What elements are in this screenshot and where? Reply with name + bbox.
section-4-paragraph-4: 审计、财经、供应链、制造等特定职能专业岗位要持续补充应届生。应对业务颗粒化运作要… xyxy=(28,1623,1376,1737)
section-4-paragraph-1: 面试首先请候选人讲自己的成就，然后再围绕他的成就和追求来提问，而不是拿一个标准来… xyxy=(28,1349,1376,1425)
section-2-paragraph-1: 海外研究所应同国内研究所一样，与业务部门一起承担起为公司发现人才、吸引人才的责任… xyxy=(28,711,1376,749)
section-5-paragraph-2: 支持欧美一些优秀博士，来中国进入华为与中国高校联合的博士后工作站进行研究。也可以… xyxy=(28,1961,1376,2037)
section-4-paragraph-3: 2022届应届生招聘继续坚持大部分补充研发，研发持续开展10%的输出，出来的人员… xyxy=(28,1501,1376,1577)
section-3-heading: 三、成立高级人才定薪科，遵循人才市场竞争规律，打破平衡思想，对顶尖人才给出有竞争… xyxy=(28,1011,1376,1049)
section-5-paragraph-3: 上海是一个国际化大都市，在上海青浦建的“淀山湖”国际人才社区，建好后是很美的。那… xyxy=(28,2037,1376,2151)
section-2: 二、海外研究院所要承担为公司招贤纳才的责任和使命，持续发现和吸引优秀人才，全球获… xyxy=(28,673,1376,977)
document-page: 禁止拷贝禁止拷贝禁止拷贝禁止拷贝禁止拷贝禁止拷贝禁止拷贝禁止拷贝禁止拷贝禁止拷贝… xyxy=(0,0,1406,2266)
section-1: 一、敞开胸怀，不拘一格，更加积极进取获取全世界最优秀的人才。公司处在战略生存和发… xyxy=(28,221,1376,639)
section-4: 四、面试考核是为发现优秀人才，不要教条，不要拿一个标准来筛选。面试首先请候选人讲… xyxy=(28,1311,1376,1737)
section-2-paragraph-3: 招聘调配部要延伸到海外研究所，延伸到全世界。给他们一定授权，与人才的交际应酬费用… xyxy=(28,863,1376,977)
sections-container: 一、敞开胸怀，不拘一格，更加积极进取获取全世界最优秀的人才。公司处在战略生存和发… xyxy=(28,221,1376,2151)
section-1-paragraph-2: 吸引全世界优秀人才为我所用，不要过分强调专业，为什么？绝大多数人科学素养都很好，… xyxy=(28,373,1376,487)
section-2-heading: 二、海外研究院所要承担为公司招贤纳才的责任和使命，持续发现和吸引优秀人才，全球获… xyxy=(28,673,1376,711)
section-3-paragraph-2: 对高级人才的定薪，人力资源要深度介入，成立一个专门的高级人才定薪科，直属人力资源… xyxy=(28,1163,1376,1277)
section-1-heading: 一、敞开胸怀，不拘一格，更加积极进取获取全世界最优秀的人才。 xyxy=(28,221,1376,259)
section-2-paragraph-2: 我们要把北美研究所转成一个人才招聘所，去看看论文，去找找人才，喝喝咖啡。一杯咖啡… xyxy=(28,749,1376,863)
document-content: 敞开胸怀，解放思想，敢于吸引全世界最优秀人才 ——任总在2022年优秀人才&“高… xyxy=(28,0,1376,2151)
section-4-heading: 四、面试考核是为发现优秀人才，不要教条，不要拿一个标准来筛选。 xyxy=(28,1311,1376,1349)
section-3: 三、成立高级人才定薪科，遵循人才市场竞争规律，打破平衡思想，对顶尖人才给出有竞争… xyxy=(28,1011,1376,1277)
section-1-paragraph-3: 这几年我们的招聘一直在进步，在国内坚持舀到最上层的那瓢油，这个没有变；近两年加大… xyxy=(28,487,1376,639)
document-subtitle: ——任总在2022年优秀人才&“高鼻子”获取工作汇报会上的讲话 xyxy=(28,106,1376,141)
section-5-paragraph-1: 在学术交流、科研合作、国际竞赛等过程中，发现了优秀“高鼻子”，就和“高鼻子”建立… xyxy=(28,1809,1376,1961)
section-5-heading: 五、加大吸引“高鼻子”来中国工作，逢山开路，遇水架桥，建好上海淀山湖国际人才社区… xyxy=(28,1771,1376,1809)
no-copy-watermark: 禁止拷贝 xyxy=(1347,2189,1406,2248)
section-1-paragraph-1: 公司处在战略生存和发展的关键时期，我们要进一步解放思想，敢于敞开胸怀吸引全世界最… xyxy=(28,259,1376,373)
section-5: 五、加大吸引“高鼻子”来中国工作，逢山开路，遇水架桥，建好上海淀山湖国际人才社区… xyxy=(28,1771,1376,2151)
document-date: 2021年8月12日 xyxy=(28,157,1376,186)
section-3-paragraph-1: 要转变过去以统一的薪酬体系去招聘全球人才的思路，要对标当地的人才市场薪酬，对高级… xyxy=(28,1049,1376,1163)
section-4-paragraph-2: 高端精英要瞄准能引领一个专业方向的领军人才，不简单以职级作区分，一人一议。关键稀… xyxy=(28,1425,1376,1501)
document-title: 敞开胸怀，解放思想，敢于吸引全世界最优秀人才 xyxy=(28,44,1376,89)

▶ **Task goal**:
Find each line in the records above that contains the word "heading", and copy every such line in full.

▶ **Solution for this problem**:
section-3-heading: 三、成立高级人才定薪科，遵循人才市场竞争规律，打破平衡思想，对顶尖人才给出有竞争… xyxy=(28,1011,1376,1049)
section-2-heading: 二、海外研究院所要承担为公司招贤纳才的责任和使命，持续发现和吸引优秀人才，全球获… xyxy=(28,673,1376,711)
section-1-heading: 一、敞开胸怀，不拘一格，更加积极进取获取全世界最优秀的人才。 xyxy=(28,221,1376,259)
section-4-heading: 四、面试考核是为发现优秀人才，不要教条，不要拿一个标准来筛选。 xyxy=(28,1311,1376,1349)
section-5-heading: 五、加大吸引“高鼻子”来中国工作，逢山开路，遇水架桥，建好上海淀山湖国际人才社区… xyxy=(28,1771,1376,1809)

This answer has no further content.